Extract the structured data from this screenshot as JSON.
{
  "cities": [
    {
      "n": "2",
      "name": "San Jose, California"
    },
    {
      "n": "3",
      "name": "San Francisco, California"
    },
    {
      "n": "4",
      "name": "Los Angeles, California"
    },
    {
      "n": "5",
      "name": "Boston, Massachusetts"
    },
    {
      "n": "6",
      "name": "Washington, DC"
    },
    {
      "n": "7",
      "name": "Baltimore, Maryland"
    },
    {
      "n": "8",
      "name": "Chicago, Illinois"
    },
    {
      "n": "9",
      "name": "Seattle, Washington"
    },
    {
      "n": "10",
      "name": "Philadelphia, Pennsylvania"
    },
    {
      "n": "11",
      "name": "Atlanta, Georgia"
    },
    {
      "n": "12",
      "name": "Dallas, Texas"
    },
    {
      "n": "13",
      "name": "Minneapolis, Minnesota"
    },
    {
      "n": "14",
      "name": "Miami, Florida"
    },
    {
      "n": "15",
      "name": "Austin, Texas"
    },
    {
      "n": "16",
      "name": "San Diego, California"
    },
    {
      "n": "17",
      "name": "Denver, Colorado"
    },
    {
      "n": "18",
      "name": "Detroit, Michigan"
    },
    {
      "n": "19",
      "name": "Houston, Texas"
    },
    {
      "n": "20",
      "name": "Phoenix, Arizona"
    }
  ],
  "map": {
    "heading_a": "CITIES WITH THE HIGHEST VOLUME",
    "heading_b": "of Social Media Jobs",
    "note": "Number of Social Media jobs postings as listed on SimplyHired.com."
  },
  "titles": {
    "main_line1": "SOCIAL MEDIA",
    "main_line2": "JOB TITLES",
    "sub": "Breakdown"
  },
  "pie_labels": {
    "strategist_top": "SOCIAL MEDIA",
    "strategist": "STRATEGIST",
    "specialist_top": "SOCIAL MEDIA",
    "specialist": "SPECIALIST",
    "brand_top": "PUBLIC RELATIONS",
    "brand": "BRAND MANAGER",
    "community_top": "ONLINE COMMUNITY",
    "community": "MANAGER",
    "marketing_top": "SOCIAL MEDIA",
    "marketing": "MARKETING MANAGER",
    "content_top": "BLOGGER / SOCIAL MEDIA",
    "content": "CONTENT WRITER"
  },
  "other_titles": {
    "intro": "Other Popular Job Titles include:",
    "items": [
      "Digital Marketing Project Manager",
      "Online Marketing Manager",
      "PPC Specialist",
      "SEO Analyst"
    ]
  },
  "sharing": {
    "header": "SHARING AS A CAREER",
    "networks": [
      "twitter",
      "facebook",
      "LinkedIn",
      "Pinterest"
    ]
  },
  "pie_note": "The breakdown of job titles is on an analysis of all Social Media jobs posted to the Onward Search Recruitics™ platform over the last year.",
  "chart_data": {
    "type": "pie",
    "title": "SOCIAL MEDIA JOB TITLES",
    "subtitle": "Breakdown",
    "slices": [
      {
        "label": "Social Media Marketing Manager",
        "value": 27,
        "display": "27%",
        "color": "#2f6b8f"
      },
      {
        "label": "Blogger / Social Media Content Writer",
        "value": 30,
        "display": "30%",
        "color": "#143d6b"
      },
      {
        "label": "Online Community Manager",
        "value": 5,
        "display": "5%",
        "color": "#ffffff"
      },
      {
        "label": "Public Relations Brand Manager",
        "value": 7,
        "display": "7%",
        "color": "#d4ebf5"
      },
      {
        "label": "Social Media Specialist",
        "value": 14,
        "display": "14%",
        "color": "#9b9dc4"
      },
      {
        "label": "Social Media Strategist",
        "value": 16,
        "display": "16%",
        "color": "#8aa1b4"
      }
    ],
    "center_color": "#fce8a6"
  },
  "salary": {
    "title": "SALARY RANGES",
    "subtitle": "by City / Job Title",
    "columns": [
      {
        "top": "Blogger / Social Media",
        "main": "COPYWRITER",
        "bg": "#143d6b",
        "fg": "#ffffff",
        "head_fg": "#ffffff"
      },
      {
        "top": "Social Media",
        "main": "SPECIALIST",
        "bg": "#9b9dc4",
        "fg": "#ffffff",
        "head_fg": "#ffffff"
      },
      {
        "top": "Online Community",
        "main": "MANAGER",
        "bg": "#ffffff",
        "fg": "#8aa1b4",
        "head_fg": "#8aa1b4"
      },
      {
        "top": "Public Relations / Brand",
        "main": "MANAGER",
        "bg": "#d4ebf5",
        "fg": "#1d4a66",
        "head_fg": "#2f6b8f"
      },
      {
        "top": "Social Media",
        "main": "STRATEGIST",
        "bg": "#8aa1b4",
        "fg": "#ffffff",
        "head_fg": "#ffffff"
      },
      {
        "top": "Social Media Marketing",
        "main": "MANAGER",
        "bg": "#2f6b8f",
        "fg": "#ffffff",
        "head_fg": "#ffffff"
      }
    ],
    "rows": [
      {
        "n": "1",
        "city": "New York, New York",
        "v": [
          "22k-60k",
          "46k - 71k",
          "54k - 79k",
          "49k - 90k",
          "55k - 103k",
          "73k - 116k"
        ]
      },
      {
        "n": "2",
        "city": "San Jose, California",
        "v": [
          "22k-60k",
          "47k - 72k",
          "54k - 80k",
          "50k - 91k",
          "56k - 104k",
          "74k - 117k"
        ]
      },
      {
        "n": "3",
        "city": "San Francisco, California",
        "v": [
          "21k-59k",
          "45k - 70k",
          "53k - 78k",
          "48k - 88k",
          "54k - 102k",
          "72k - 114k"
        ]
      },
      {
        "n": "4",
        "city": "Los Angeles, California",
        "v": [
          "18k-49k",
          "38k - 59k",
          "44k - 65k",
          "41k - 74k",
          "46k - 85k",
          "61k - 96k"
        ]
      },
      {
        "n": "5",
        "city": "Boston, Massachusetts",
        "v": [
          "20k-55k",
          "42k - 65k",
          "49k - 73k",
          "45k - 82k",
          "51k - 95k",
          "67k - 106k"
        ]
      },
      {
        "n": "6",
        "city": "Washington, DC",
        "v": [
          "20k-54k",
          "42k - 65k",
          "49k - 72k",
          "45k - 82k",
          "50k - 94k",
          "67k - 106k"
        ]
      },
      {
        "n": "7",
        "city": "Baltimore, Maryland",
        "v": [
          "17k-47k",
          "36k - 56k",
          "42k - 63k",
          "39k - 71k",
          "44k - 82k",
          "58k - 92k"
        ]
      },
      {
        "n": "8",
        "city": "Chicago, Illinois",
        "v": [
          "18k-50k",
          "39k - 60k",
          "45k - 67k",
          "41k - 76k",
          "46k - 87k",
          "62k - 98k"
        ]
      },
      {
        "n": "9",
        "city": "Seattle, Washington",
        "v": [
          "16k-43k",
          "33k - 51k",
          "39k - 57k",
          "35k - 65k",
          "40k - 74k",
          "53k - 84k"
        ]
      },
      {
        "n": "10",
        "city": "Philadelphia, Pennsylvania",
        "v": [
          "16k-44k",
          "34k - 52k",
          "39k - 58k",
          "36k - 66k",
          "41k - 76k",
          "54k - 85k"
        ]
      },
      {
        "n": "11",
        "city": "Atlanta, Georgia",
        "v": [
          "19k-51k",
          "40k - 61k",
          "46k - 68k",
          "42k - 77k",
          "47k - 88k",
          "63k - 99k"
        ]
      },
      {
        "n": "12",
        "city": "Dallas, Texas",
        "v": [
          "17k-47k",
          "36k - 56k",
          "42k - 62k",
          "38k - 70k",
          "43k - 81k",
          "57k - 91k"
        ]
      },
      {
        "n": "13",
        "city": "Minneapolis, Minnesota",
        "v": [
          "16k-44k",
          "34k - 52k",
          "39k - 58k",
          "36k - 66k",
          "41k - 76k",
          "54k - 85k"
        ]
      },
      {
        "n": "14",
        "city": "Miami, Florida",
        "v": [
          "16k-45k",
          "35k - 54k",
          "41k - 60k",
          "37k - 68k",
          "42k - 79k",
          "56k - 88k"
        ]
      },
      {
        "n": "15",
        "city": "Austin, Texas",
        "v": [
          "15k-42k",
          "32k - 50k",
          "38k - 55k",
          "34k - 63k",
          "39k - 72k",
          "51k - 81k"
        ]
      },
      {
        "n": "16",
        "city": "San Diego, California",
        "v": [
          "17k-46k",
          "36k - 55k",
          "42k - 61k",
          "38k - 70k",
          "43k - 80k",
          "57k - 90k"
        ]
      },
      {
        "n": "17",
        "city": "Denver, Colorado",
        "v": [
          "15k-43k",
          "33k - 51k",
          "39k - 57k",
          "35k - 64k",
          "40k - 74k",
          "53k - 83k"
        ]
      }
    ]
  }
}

• STATED PROBLEM
Filter for "Dallas". Return all lines that hold it.

• RESPONSE FOR THIS EXERCISE
      "name": "Dallas, Texas"
        "city": "Dallas, Texas",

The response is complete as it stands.